Exercise objective
Copy the lines below as they are; omit the images they contain.

Material provided
===

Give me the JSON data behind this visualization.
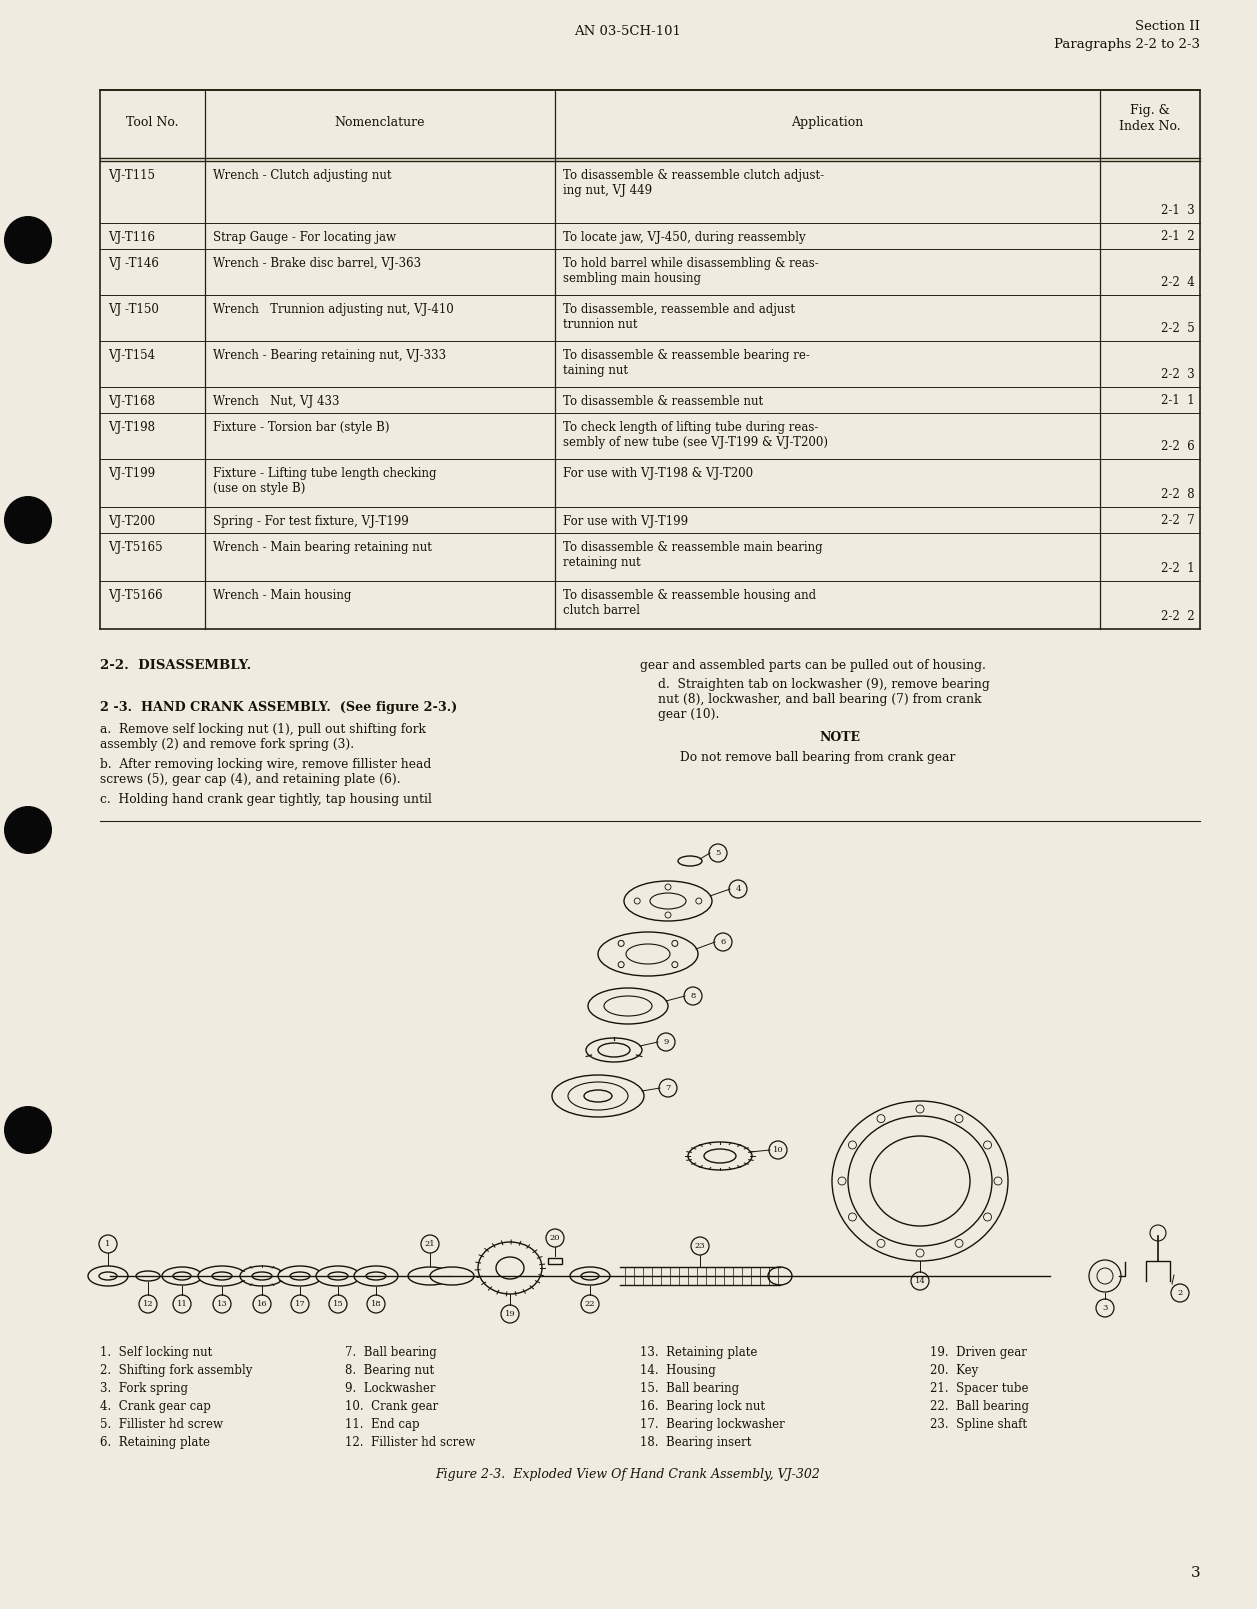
{
  "page_bg_color": "#f0ebe0",
  "header_left": "AN 03-5CH-101",
  "header_right_line1": "Section II",
  "header_right_line2": "Paragraphs 2-2 to 2-3",
  "table_headers": [
    "Tool No.",
    "Nomenclature",
    "Application",
    "Fig. &",
    "Index No."
  ],
  "table_rows": [
    [
      "VJ-T115",
      "Wrench - Clutch adjusting nut",
      "To disassemble & reassemble clutch adjust-\ning nut, VJ 449",
      "2-1  3"
    ],
    [
      "VJ-T116",
      "Strap Gauge - For locating jaw",
      "To locate jaw, VJ-450, during reassembly",
      "2-1  2"
    ],
    [
      "VJ -T146",
      "Wrench - Brake disc barrel, VJ-363",
      "To hold barrel while disassembling & reas-\nsembling main housing",
      "2-2  4"
    ],
    [
      "VJ -T150",
      "Wrench   Trunnion adjusting nut, VJ-410",
      "To disassemble, reassemble and adjust\ntrunnion nut",
      "2-2  5"
    ],
    [
      "VJ-T154",
      "Wrench - Bearing retaining nut, VJ-333",
      "To disassemble & reassemble bearing re-\ntaining nut",
      "2-2  3"
    ],
    [
      "VJ-T168",
      "Wrench   Nut, VJ 433",
      "To disassemble & reassemble nut",
      "2-1  1"
    ],
    [
      "VJ-T198",
      "Fixture - Torsion bar (style B)",
      "To check length of lifting tube during reas-\nsembly of new tube (see VJ-T199 & VJ-T200)",
      "2-2  6"
    ],
    [
      "VJ-T199",
      "Fixture - Lifting tube length checking\n(use on style B)",
      "For use with VJ-T198 & VJ-T200",
      "2-2  8"
    ],
    [
      "VJ-T200",
      "Spring - For test fixture, VJ-T199",
      "For use with VJ-T199",
      "2-2  7"
    ],
    [
      "VJ-T5165",
      "Wrench - Main bearing retaining nut",
      "To disassemble & reassemble main bearing\nretaining nut",
      "2-2  1"
    ],
    [
      "VJ-T5166",
      "Wrench - Main housing",
      "To disassemble & reassemble housing and\nclutch barrel",
      "2-2  2"
    ]
  ],
  "section_title": "2-2.  DISASSEMBLY.",
  "para_title": "2 -3.  HAND CRANK ASSEMBLY.  (See figure 2-3.)",
  "para_a": "a.  Remove self locking nut (1), pull out shifting fork\nassembly (2) and remove fork spring (3).",
  "para_b": "b.  After removing locking wire, remove fillister head\nscrews (5), gear cap (4), and retaining plate (6).",
  "para_c": "c.  Holding hand crank gear tightly, tap housing until",
  "para_right1": "gear and assembled parts can be pulled out of housing.",
  "para_d_indent": "d.  Straighten tab on lockwasher (9), remove bearing\nnut (8), lockwasher, and ball bearing (7) from crank\ngear (10).",
  "note_label": "NOTE",
  "note_text": "Do not remove ball bearing from crank gear",
  "figure_caption": "Figure 2-3.  Exploded View Of Hand Crank Assembly, VJ-302",
  "parts_list": [
    [
      "1.  Self locking nut",
      "7.  Ball bearing",
      "13.  Retaining plate",
      "19.  Driven gear"
    ],
    [
      "2.  Shifting fork assembly",
      "8.  Bearing nut",
      "14.  Housing",
      "20.  Key"
    ],
    [
      "3.  Fork spring",
      "9.  Lockwasher",
      "15.  Ball bearing",
      "21.  Spacer tube"
    ],
    [
      "4.  Crank gear cap",
      "10.  Crank gear",
      "16.  Bearing lock nut",
      "22.  Ball bearing"
    ],
    [
      "5.  Fillister hd screw",
      "11.  End cap",
      "17.  Bearing lockwasher",
      "23.  Spline shaft"
    ],
    [
      "6.  Retaining plate",
      "12.  Fillister hd screw",
      "18.  Bearing insert",
      ""
    ]
  ],
  "page_number": "3",
  "font_color": "#1a1208",
  "table_line_color": "#2a2010"
}
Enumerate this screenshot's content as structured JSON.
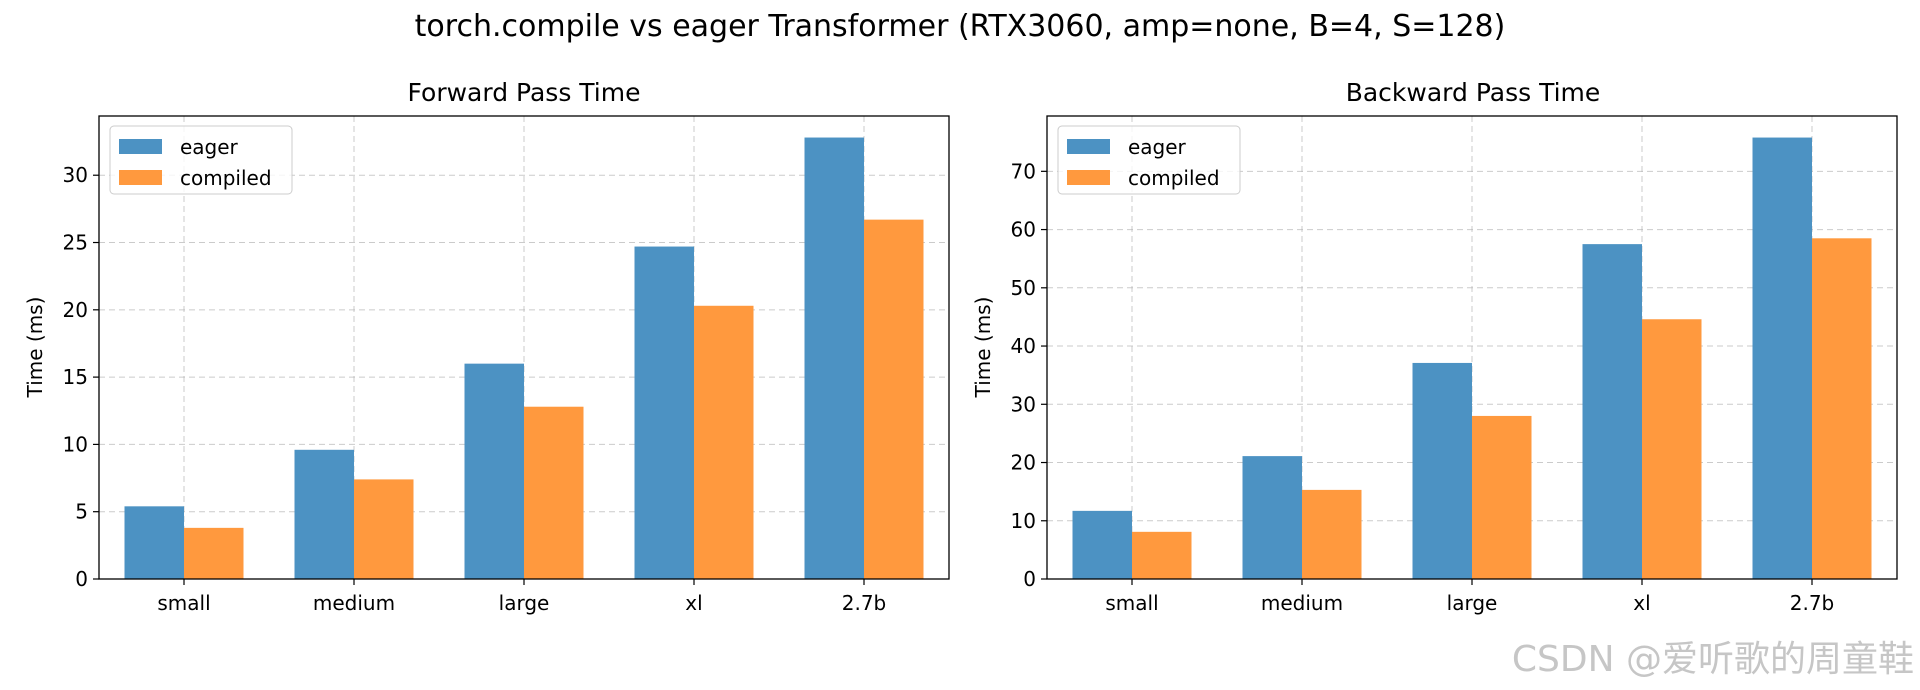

===

Task solution
Give me the JSON data behind this visualization.
{
  "page_bg_color": "#f0ebe0",
  "header_left": "AN 03-5CH-101",
  "header_right_line1": "Section II",
  "header_right_line2": "Paragraphs 2-2 to 2-3",
  "table_headers": [
    "Tool No.",
    "Nomenclature",
    "Application",
    "Fig. &",
    "Index No."
  ],
  "table_rows": [
    [
      "VJ-T115",
      "Wrench - Clutch adjusting nut",
      "To disassemble & reassemble clutch adjust-\ning nut, VJ 449",
      "2-1  3"
    ],
    [
      "VJ-T116",
      "Strap Gauge - For locating jaw",
      "To locate jaw, VJ-450, during reassembly",
      "2-1  2"
    ],
    [
      "VJ -T146",
      "Wrench - Brake disc barrel, VJ-363",
      "To hold barrel while disassembling & reas-\nsembling main housing",
      "2-2  4"
    ],
    [
      "VJ -T150",
      "Wrench   Trunnion adjusting nut, VJ-410",
      "To disassemble, reassemble and adjust\ntrunnion nut",
      "2-2  5"
    ],
    [
      "VJ-T154",
      "Wrench - Bearing retaining nut, VJ-333",
      "To disassemble & reassemble bearing re-\ntaining nut",
      "2-2  3"
    ],
    [
      "VJ-T168",
      "Wrench   Nut, VJ 433",
      "To disassemble & reassemble nut",
      "2-1  1"
    ],
    [
      "VJ-T198",
      "Fixture - Torsion bar (style B)",
      "To check length of lifting tube during reas-\nsembly of new tube (see VJ-T199 & VJ-T200)",
      "2-2  6"
    ],
    [
      "VJ-T199",
      "Fixture - Lifting tube length checking\n(use on style B)",
      "For use with VJ-T198 & VJ-T200",
      "2-2  8"
    ],
    [
      "VJ-T200",
      "Spring - For test fixture, VJ-T199",
      "For use with VJ-T199",
      "2-2  7"
    ],
    [
      "VJ-T5165",
      "Wrench - Main bearing retaining nut",
      "To disassemble & reassemble main bearing\nretaining nut",
      "2-2  1"
    ],
    [
      "VJ-T5166",
      "Wrench - Main housing",
      "To disassemble & reassemble housing and\nclutch barrel",
      "2-2  2"
    ]
  ],
  "section_title": "2-2.  DISASSEMBLY.",
  "para_title": "2 -3.  HAND CRANK ASSEMBLY.  (See figure 2-3.)",
  "para_a": "a.  Remove self locking nut (1), pull out shifting fork\nassembly (2) and remove fork spring (3).",
  "para_b": "b.  After removing locking wire, remove fillister head\nscrews (5), gear cap (4), and retaining plate (6).",
  "para_c": "c.  Holding hand crank gear tightly, tap housing until",
  "para_right1": "gear and assembled parts can be pulled out of housing.",
  "para_d_indent": "d.  Straighten tab on lockwasher (9), remove bearing\nnut (8), lockwasher, and ball bearing (7) from crank\ngear (10).",
  "note_label": "NOTE",
  "note_text": "Do not remove ball bearing from crank gear",
  "figure_caption": "Figure 2-3.  Exploded View Of Hand Crank Assembly, VJ-302",
  "parts_list": [
    [
      "1.  Self locking nut",
      "7.  Ball bearing",
      "13.  Retaining plate",
      "19.  Driven gear"
    ],
    [
      "2.  Shifting fork assembly",
      "8.  Bearing nut",
      "14.  Housing",
      "20.  Key"
    ],
    [
      "3.  Fork spring",
      "9.  Lockwasher",
      "15.  Ball bearing",
      "21.  Spacer tube"
    ],
    [
      "4.  Crank gear cap",
      "10.  Crank gear",
      "16.  Bearing lock nut",
      "22.  Ball bearing"
    ],
    [
      "5.  Fillister hd screw",
      "11.  End cap",
      "17.  Bearing lockwasher",
      "23.  Spline shaft"
    ],
    [
      "6.  Retaining plate",
      "12.  Fillister hd screw",
      "18.  Bearing insert",
      ""
    ]
  ],
  "page_number": "3",
  "font_color": "#1a1208",
  "table_line_color": "#2a2010"
}
Enumerate this screenshot's content as structured JSON.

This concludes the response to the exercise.